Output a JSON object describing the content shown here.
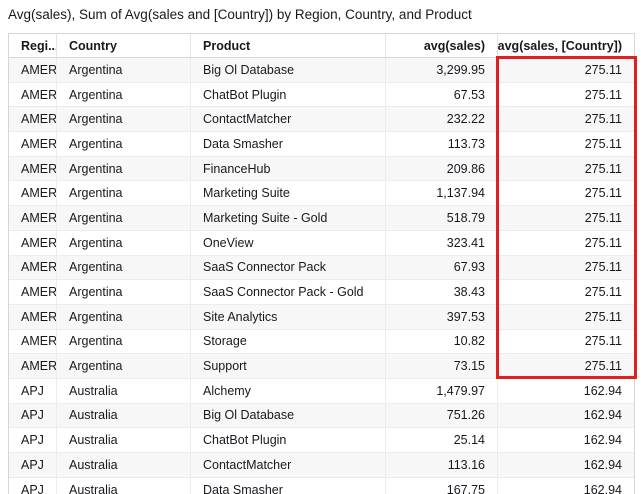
{
  "title": "Avg(sales), Sum of Avg(sales and [Country]) by Region, Country, and Product",
  "annotation": {
    "highlight_color": "#e02020",
    "highlighted_column": "avg(sales, [Country])",
    "highlighted_rows": "Argentina rows 1-13"
  },
  "colors": {
    "text": "#16191f",
    "row_stripe": "#f7f7f7",
    "border": "#d6d6d6"
  },
  "table": {
    "columns": [
      {
        "label": "Regi..."
      },
      {
        "label": "Country"
      },
      {
        "label": "Product"
      },
      {
        "label": "avg(sales)"
      },
      {
        "label": "avg(sales, [Country])"
      }
    ],
    "rows": [
      [
        "AMER",
        "Argentina",
        "Big Ol Database",
        "3,299.95",
        "275.11"
      ],
      [
        "AMER",
        "Argentina",
        "ChatBot Plugin",
        "67.53",
        "275.11"
      ],
      [
        "AMER",
        "Argentina",
        "ContactMatcher",
        "232.22",
        "275.11"
      ],
      [
        "AMER",
        "Argentina",
        "Data Smasher",
        "113.73",
        "275.11"
      ],
      [
        "AMER",
        "Argentina",
        "FinanceHub",
        "209.86",
        "275.11"
      ],
      [
        "AMER",
        "Argentina",
        "Marketing Suite",
        "1,137.94",
        "275.11"
      ],
      [
        "AMER",
        "Argentina",
        "Marketing Suite - Gold",
        "518.79",
        "275.11"
      ],
      [
        "AMER",
        "Argentina",
        "OneView",
        "323.41",
        "275.11"
      ],
      [
        "AMER",
        "Argentina",
        "SaaS Connector Pack",
        "67.93",
        "275.11"
      ],
      [
        "AMER",
        "Argentina",
        "SaaS Connector Pack - Gold",
        "38.43",
        "275.11"
      ],
      [
        "AMER",
        "Argentina",
        "Site Analytics",
        "397.53",
        "275.11"
      ],
      [
        "AMER",
        "Argentina",
        "Storage",
        "10.82",
        "275.11"
      ],
      [
        "AMER",
        "Argentina",
        "Support",
        "73.15",
        "275.11"
      ],
      [
        "APJ",
        "Australia",
        "Alchemy",
        "1,479.97",
        "162.94"
      ],
      [
        "APJ",
        "Australia",
        "Big Ol Database",
        "751.26",
        "162.94"
      ],
      [
        "APJ",
        "Australia",
        "ChatBot Plugin",
        "25.14",
        "162.94"
      ],
      [
        "APJ",
        "Australia",
        "ContactMatcher",
        "113.16",
        "162.94"
      ],
      [
        "APJ",
        "Australia",
        "Data Smasher",
        "167.75",
        "162.94"
      ]
    ]
  }
}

=======

Output all the records, word for word, with no pictures in the copy.

* **RESULT FOR THIS EXERCISE**
Output a JSON object describing the content shown here.
{
  "title": "Avg(sales), Sum of Avg(sales and [Country]) by Region, Country, and Product",
  "annotation": {
    "highlight_color": "#e02020",
    "highlighted_column": "avg(sales, [Country])",
    "highlighted_rows": "Argentina rows 1-13"
  },
  "colors": {
    "text": "#16191f",
    "row_stripe": "#f7f7f7",
    "border": "#d6d6d6"
  },
  "table": {
    "columns": [
      {
        "label": "Regi..."
      },
      {
        "label": "Country"
      },
      {
        "label": "Product"
      },
      {
        "label": "avg(sales)"
      },
      {
        "label": "avg(sales, [Country])"
      }
    ],
    "rows": [
      [
        "AMER",
        "Argentina",
        "Big Ol Database",
        "3,299.95",
        "275.11"
      ],
      [
        "AMER",
        "Argentina",
        "ChatBot Plugin",
        "67.53",
        "275.11"
      ],
      [
        "AMER",
        "Argentina",
        "ContactMatcher",
        "232.22",
        "275.11"
      ],
      [
        "AMER",
        "Argentina",
        "Data Smasher",
        "113.73",
        "275.11"
      ],
      [
        "AMER",
        "Argentina",
        "FinanceHub",
        "209.86",
        "275.11"
      ],
      [
        "AMER",
        "Argentina",
        "Marketing Suite",
        "1,137.94",
        "275.11"
      ],
      [
        "AMER",
        "Argentina",
        "Marketing Suite - Gold",
        "518.79",
        "275.11"
      ],
      [
        "AMER",
        "Argentina",
        "OneView",
        "323.41",
        "275.11"
      ],
      [
        "AMER",
        "Argentina",
        "SaaS Connector Pack",
        "67.93",
        "275.11"
      ],
      [
        "AMER",
        "Argentina",
        "SaaS Connector Pack - Gold",
        "38.43",
        "275.11"
      ],
      [
        "AMER",
        "Argentina",
        "Site Analytics",
        "397.53",
        "275.11"
      ],
      [
        "AMER",
        "Argentina",
        "Storage",
        "10.82",
        "275.11"
      ],
      [
        "AMER",
        "Argentina",
        "Support",
        "73.15",
        "275.11"
      ],
      [
        "APJ",
        "Australia",
        "Alchemy",
        "1,479.97",
        "162.94"
      ],
      [
        "APJ",
        "Australia",
        "Big Ol Database",
        "751.26",
        "162.94"
      ],
      [
        "APJ",
        "Australia",
        "ChatBot Plugin",
        "25.14",
        "162.94"
      ],
      [
        "APJ",
        "Australia",
        "ContactMatcher",
        "113.16",
        "162.94"
      ],
      [
        "APJ",
        "Australia",
        "Data Smasher",
        "167.75",
        "162.94"
      ]
    ]
  }
}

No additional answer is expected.